##### GIVEN ENTRIES
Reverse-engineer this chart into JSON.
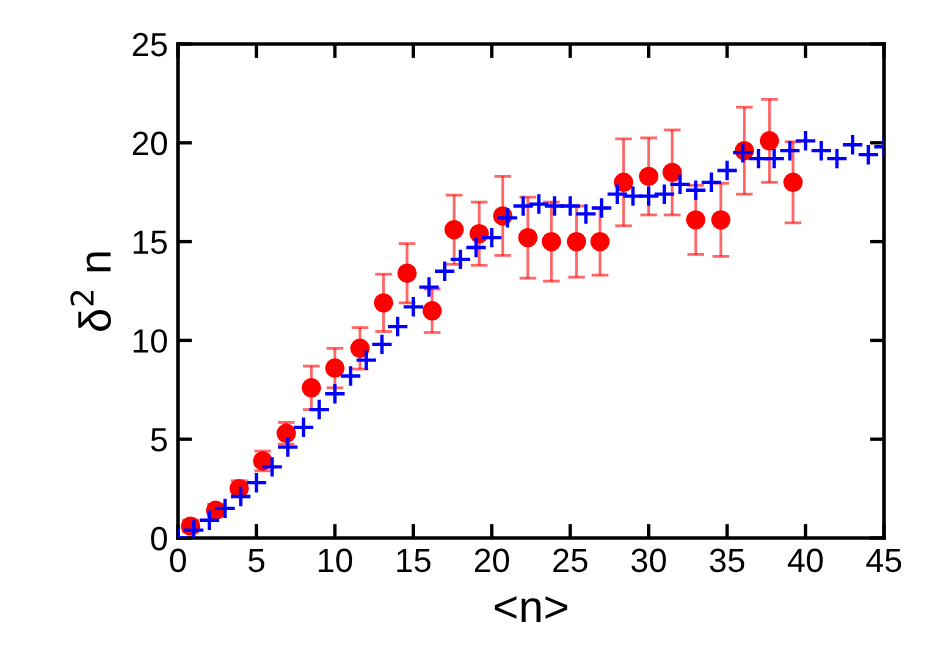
{
  "chart_data": {
    "type": "scatter",
    "xlabel": "<n>",
    "ylabel": "δ$^{2}$ n",
    "xlim": [
      0,
      45
    ],
    "ylim": [
      0,
      25
    ],
    "xticks": [
      0,
      5,
      10,
      15,
      20,
      25,
      30,
      35,
      40,
      45
    ],
    "yticks": [
      0,
      5,
      10,
      15,
      20,
      25
    ],
    "grid": false,
    "legend": false,
    "series": [
      {
        "color": "#0000ff",
        "marker": "cross",
        "x": [
          0,
          1,
          2,
          3,
          4,
          5,
          6,
          7,
          8,
          9,
          10,
          11,
          12,
          13,
          14,
          15,
          16,
          17,
          18,
          19,
          20,
          21,
          22,
          23,
          24,
          25,
          26,
          27,
          28,
          29,
          30,
          31,
          32,
          33,
          34,
          35,
          36,
          37,
          38,
          39,
          40,
          41,
          42,
          43,
          44,
          45
        ],
        "values": [
          0,
          0.4,
          0.9,
          1.5,
          2.1,
          2.8,
          3.6,
          4.6,
          5.6,
          6.5,
          7.3,
          8.2,
          9.0,
          9.8,
          10.7,
          11.7,
          12.7,
          13.5,
          14.1,
          14.7,
          15.2,
          16.2,
          16.8,
          16.9,
          16.8,
          16.8,
          16.4,
          16.7,
          17.4,
          17.3,
          17.3,
          17.4,
          17.9,
          17.6,
          18.0,
          18.6,
          19.5,
          19.2,
          19.2,
          19.6,
          20.1,
          19.6,
          19.2,
          19.9,
          19.4,
          19.8
        ]
      },
      {
        "color": "#ff0000",
        "marker": "circle",
        "x": [
          0.8,
          2.4,
          3.9,
          5.4,
          6.9,
          8.5,
          10.0,
          11.6,
          13.1,
          14.6,
          16.2,
          17.6,
          19.2,
          20.7,
          22.3,
          23.8,
          25.4,
          26.9,
          28.4,
          30.0,
          31.5,
          33.0,
          34.6,
          36.1,
          37.7,
          39.2
        ],
        "values": [
          0.6,
          1.4,
          2.5,
          3.9,
          5.3,
          7.6,
          8.6,
          9.6,
          11.9,
          13.4,
          11.5,
          15.6,
          15.4,
          16.3,
          15.2,
          15.0,
          15.0,
          15.0,
          18.0,
          18.3,
          18.5,
          16.1,
          16.1,
          19.6,
          20.1,
          18.0
        ],
        "errors": [
          0.3,
          0.3,
          0.4,
          0.5,
          0.55,
          1.1,
          1.0,
          1.05,
          1.45,
          1.5,
          1.1,
          1.75,
          1.6,
          2.0,
          2.05,
          2.0,
          1.8,
          1.7,
          2.2,
          1.95,
          2.15,
          1.75,
          1.85,
          2.2,
          2.1,
          2.05
        ]
      }
    ]
  }
}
##########
JOB = Quote each record exactly as it stands, minus the pictures.

RESULT FOR THIS EXERCISE =
Reverse-engineer this chart into JSON.
{
  "chart_data": {
    "type": "scatter",
    "xlabel": "<n>",
    "ylabel": "δ$^{2}$ n",
    "xlim": [
      0,
      45
    ],
    "ylim": [
      0,
      25
    ],
    "xticks": [
      0,
      5,
      10,
      15,
      20,
      25,
      30,
      35,
      40,
      45
    ],
    "yticks": [
      0,
      5,
      10,
      15,
      20,
      25
    ],
    "grid": false,
    "legend": false,
    "series": [
      {
        "color": "#0000ff",
        "marker": "cross",
        "x": [
          0,
          1,
          2,
          3,
          4,
          5,
          6,
          7,
          8,
          9,
          10,
          11,
          12,
          13,
          14,
          15,
          16,
          17,
          18,
          19,
          20,
          21,
          22,
          23,
          24,
          25,
          26,
          27,
          28,
          29,
          30,
          31,
          32,
          33,
          34,
          35,
          36,
          37,
          38,
          39,
          40,
          41,
          42,
          43,
          44,
          45
        ],
        "values": [
          0,
          0.4,
          0.9,
          1.5,
          2.1,
          2.8,
          3.6,
          4.6,
          5.6,
          6.5,
          7.3,
          8.2,
          9.0,
          9.8,
          10.7,
          11.7,
          12.7,
          13.5,
          14.1,
          14.7,
          15.2,
          16.2,
          16.8,
          16.9,
          16.8,
          16.8,
          16.4,
          16.7,
          17.4,
          17.3,
          17.3,
          17.4,
          17.9,
          17.6,
          18.0,
          18.6,
          19.5,
          19.2,
          19.2,
          19.6,
          20.1,
          19.6,
          19.2,
          19.9,
          19.4,
          19.8
        ]
      },
      {
        "color": "#ff0000",
        "marker": "circle",
        "x": [
          0.8,
          2.4,
          3.9,
          5.4,
          6.9,
          8.5,
          10.0,
          11.6,
          13.1,
          14.6,
          16.2,
          17.6,
          19.2,
          20.7,
          22.3,
          23.8,
          25.4,
          26.9,
          28.4,
          30.0,
          31.5,
          33.0,
          34.6,
          36.1,
          37.7,
          39.2
        ],
        "values": [
          0.6,
          1.4,
          2.5,
          3.9,
          5.3,
          7.6,
          8.6,
          9.6,
          11.9,
          13.4,
          11.5,
          15.6,
          15.4,
          16.3,
          15.2,
          15.0,
          15.0,
          15.0,
          18.0,
          18.3,
          18.5,
          16.1,
          16.1,
          19.6,
          20.1,
          18.0
        ],
        "errors": [
          0.3,
          0.3,
          0.4,
          0.5,
          0.55,
          1.1,
          1.0,
          1.05,
          1.45,
          1.5,
          1.1,
          1.75,
          1.6,
          2.0,
          2.05,
          2.0,
          1.8,
          1.7,
          2.2,
          1.95,
          2.15,
          1.75,
          1.85,
          2.2,
          2.1,
          2.05
        ]
      }
    ]
  }
}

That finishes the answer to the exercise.